• [Short task]:
Output the data below in full, character for character.

• [Material]:
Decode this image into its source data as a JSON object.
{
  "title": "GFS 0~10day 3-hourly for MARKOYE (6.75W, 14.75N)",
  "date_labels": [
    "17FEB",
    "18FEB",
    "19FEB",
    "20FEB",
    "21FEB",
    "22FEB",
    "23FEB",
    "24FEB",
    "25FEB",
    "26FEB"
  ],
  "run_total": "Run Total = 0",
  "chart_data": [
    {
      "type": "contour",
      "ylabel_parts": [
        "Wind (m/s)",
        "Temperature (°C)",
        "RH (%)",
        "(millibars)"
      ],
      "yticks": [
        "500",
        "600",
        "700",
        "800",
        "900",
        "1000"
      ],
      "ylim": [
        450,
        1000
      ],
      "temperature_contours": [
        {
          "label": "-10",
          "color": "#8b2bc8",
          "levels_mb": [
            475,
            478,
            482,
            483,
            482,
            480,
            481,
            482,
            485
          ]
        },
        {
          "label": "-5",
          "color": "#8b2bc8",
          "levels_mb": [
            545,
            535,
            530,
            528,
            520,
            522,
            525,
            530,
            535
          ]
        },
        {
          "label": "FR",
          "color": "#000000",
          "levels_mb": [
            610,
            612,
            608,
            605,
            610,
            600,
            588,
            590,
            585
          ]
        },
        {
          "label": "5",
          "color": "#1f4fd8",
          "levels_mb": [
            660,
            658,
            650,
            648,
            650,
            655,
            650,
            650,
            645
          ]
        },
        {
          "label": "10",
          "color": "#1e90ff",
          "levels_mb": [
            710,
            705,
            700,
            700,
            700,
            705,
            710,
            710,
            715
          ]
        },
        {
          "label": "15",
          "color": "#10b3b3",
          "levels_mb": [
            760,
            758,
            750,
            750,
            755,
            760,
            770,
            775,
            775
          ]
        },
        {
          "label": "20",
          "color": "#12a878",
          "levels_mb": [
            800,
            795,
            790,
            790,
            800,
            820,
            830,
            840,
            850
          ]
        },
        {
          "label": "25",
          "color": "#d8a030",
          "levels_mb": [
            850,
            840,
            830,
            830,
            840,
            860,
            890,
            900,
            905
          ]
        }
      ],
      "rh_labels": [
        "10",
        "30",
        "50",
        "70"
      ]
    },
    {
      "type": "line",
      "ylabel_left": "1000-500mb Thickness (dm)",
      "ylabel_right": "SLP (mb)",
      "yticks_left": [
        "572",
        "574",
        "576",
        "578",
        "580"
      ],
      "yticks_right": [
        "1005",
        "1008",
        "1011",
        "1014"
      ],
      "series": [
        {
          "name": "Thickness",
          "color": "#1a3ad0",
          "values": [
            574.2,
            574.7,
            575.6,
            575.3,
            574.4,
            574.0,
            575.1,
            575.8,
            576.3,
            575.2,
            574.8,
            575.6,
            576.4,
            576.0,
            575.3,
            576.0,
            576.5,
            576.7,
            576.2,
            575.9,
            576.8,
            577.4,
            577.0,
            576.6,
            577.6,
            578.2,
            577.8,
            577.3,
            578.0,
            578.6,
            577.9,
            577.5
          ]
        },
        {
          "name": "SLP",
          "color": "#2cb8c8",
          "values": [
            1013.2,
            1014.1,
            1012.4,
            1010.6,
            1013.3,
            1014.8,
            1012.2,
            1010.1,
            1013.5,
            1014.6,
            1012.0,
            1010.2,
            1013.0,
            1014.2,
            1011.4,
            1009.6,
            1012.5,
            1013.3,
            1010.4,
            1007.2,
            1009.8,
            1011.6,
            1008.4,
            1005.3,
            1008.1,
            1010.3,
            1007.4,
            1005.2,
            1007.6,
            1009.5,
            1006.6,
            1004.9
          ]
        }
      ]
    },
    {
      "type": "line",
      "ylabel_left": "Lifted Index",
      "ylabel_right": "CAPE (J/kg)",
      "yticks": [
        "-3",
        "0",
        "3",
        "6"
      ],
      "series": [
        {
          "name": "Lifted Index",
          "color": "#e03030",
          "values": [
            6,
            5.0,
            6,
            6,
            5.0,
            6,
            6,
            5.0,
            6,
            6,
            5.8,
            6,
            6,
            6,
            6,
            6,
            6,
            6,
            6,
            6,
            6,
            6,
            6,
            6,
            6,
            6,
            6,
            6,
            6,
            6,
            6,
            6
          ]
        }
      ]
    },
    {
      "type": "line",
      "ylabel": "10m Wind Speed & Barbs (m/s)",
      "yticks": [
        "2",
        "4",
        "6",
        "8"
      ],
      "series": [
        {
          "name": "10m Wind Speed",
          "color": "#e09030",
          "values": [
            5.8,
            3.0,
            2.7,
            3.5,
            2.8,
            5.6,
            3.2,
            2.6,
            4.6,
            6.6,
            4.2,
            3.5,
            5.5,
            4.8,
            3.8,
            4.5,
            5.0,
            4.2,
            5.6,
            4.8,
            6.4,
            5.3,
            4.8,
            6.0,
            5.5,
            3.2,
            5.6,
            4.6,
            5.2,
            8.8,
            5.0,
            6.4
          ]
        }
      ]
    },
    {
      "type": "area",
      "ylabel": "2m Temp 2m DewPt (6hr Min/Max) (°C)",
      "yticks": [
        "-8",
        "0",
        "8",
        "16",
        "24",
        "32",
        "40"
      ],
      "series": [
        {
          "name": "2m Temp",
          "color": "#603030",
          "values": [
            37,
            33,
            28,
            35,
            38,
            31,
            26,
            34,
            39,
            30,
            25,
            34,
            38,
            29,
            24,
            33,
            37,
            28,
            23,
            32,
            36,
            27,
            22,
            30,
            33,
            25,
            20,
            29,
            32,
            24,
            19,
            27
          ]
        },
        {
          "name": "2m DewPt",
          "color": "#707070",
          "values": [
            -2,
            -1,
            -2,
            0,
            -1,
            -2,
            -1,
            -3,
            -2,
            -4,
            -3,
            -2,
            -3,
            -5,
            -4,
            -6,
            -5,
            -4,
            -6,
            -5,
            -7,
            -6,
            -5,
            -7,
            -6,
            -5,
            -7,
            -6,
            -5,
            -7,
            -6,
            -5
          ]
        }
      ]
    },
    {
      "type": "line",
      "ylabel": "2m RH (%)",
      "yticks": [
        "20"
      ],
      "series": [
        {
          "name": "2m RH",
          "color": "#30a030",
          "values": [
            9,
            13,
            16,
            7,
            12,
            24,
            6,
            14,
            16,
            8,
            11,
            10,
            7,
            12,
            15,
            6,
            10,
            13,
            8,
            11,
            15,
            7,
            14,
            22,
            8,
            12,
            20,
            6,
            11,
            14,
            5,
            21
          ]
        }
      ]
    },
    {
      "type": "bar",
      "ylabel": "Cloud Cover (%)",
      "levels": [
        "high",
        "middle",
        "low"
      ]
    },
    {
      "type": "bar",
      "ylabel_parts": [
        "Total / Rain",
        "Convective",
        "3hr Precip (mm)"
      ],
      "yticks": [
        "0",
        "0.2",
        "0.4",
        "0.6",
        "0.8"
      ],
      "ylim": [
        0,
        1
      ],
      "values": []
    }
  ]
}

• [Solution]:
Decode this image into its source data as a JSON object.
{
  "title": "GFS 0~10day 3-hourly for MARKOYE (6.75W, 14.75N)",
  "date_labels": [
    "17FEB",
    "18FEB",
    "19FEB",
    "20FEB",
    "21FEB",
    "22FEB",
    "23FEB",
    "24FEB",
    "25FEB",
    "26FEB"
  ],
  "run_total": "Run Total = 0",
  "chart_data": [
    {
      "type": "contour",
      "ylabel_parts": [
        "Wind (m/s)",
        "Temperature (°C)",
        "RH (%)",
        "(millibars)"
      ],
      "yticks": [
        "500",
        "600",
        "700",
        "800",
        "900",
        "1000"
      ],
      "ylim": [
        450,
        1000
      ],
      "temperature_contours": [
        {
          "label": "-10",
          "color": "#8b2bc8",
          "levels_mb": [
            475,
            478,
            482,
            483,
            482,
            480,
            481,
            482,
            485
          ]
        },
        {
          "label": "-5",
          "color": "#8b2bc8",
          "levels_mb": [
            545,
            535,
            530,
            528,
            520,
            522,
            525,
            530,
            535
          ]
        },
        {
          "label": "FR",
          "color": "#000000",
          "levels_mb": [
            610,
            612,
            608,
            605,
            610,
            600,
            588,
            590,
            585
          ]
        },
        {
          "label": "5",
          "color": "#1f4fd8",
          "levels_mb": [
            660,
            658,
            650,
            648,
            650,
            655,
            650,
            650,
            645
          ]
        },
        {
          "label": "10",
          "color": "#1e90ff",
          "levels_mb": [
            710,
            705,
            700,
            700,
            700,
            705,
            710,
            710,
            715
          ]
        },
        {
          "label": "15",
          "color": "#10b3b3",
          "levels_mb": [
            760,
            758,
            750,
            750,
            755,
            760,
            770,
            775,
            775
          ]
        },
        {
          "label": "20",
          "color": "#12a878",
          "levels_mb": [
            800,
            795,
            790,
            790,
            800,
            820,
            830,
            840,
            850
          ]
        },
        {
          "label": "25",
          "color": "#d8a030",
          "levels_mb": [
            850,
            840,
            830,
            830,
            840,
            860,
            890,
            900,
            905
          ]
        }
      ],
      "rh_labels": [
        "10",
        "30",
        "50",
        "70"
      ]
    },
    {
      "type": "line",
      "ylabel_left": "1000-500mb Thickness (dm)",
      "ylabel_right": "SLP (mb)",
      "yticks_left": [
        "572",
        "574",
        "576",
        "578",
        "580"
      ],
      "yticks_right": [
        "1005",
        "1008",
        "1011",
        "1014"
      ],
      "series": [
        {
          "name": "Thickness",
          "color": "#1a3ad0",
          "values": [
            574.2,
            574.7,
            575.6,
            575.3,
            574.4,
            574.0,
            575.1,
            575.8,
            576.3,
            575.2,
            574.8,
            575.6,
            576.4,
            576.0,
            575.3,
            576.0,
            576.5,
            576.7,
            576.2,
            575.9,
            576.8,
            577.4,
            577.0,
            576.6,
            577.6,
            578.2,
            577.8,
            577.3,
            578.0,
            578.6,
            577.9,
            577.5
          ]
        },
        {
          "name": "SLP",
          "color": "#2cb8c8",
          "values": [
            1013.2,
            1014.1,
            1012.4,
            1010.6,
            1013.3,
            1014.8,
            1012.2,
            1010.1,
            1013.5,
            1014.6,
            1012.0,
            1010.2,
            1013.0,
            1014.2,
            1011.4,
            1009.6,
            1012.5,
            1013.3,
            1010.4,
            1007.2,
            1009.8,
            1011.6,
            1008.4,
            1005.3,
            1008.1,
            1010.3,
            1007.4,
            1005.2,
            1007.6,
            1009.5,
            1006.6,
            1004.9
          ]
        }
      ]
    },
    {
      "type": "line",
      "ylabel_left": "Lifted Index",
      "ylabel_right": "CAPE (J/kg)",
      "yticks": [
        "-3",
        "0",
        "3",
        "6"
      ],
      "series": [
        {
          "name": "Lifted Index",
          "color": "#e03030",
          "values": [
            6,
            5.0,
            6,
            6,
            5.0,
            6,
            6,
            5.0,
            6,
            6,
            5.8,
            6,
            6,
            6,
            6,
            6,
            6,
            6,
            6,
            6,
            6,
            6,
            6,
            6,
            6,
            6,
            6,
            6,
            6,
            6,
            6,
            6
          ]
        }
      ]
    },
    {
      "type": "line",
      "ylabel": "10m Wind Speed & Barbs (m/s)",
      "yticks": [
        "2",
        "4",
        "6",
        "8"
      ],
      "series": [
        {
          "name": "10m Wind Speed",
          "color": "#e09030",
          "values": [
            5.8,
            3.0,
            2.7,
            3.5,
            2.8,
            5.6,
            3.2,
            2.6,
            4.6,
            6.6,
            4.2,
            3.5,
            5.5,
            4.8,
            3.8,
            4.5,
            5.0,
            4.2,
            5.6,
            4.8,
            6.4,
            5.3,
            4.8,
            6.0,
            5.5,
            3.2,
            5.6,
            4.6,
            5.2,
            8.8,
            5.0,
            6.4
          ]
        }
      ]
    },
    {
      "type": "area",
      "ylabel": "2m Temp 2m DewPt (6hr Min/Max) (°C)",
      "yticks": [
        "-8",
        "0",
        "8",
        "16",
        "24",
        "32",
        "40"
      ],
      "series": [
        {
          "name": "2m Temp",
          "color": "#603030",
          "values": [
            37,
            33,
            28,
            35,
            38,
            31,
            26,
            34,
            39,
            30,
            25,
            34,
            38,
            29,
            24,
            33,
            37,
            28,
            23,
            32,
            36,
            27,
            22,
            30,
            33,
            25,
            20,
            29,
            32,
            24,
            19,
            27
          ]
        },
        {
          "name": "2m DewPt",
          "color": "#707070",
          "values": [
            -2,
            -1,
            -2,
            0,
            -1,
            -2,
            -1,
            -3,
            -2,
            -4,
            -3,
            -2,
            -3,
            -5,
            -4,
            -6,
            -5,
            -4,
            -6,
            -5,
            -7,
            -6,
            -5,
            -7,
            -6,
            -5,
            -7,
            -6,
            -5,
            -7,
            -6,
            -5
          ]
        }
      ]
    },
    {
      "type": "line",
      "ylabel": "2m RH (%)",
      "yticks": [
        "20"
      ],
      "series": [
        {
          "name": "2m RH",
          "color": "#30a030",
          "values": [
            9,
            13,
            16,
            7,
            12,
            24,
            6,
            14,
            16,
            8,
            11,
            10,
            7,
            12,
            15,
            6,
            10,
            13,
            8,
            11,
            15,
            7,
            14,
            22,
            8,
            12,
            20,
            6,
            11,
            14,
            5,
            21
          ]
        }
      ]
    },
    {
      "type": "bar",
      "ylabel": "Cloud Cover (%)",
      "levels": [
        "high",
        "middle",
        "low"
      ]
    },
    {
      "type": "bar",
      "ylabel_parts": [
        "Total / Rain",
        "Convective",
        "3hr Precip (mm)"
      ],
      "yticks": [
        "0",
        "0.2",
        "0.4",
        "0.6",
        "0.8"
      ],
      "ylim": [
        0,
        1
      ],
      "values": []
    }
  ]
}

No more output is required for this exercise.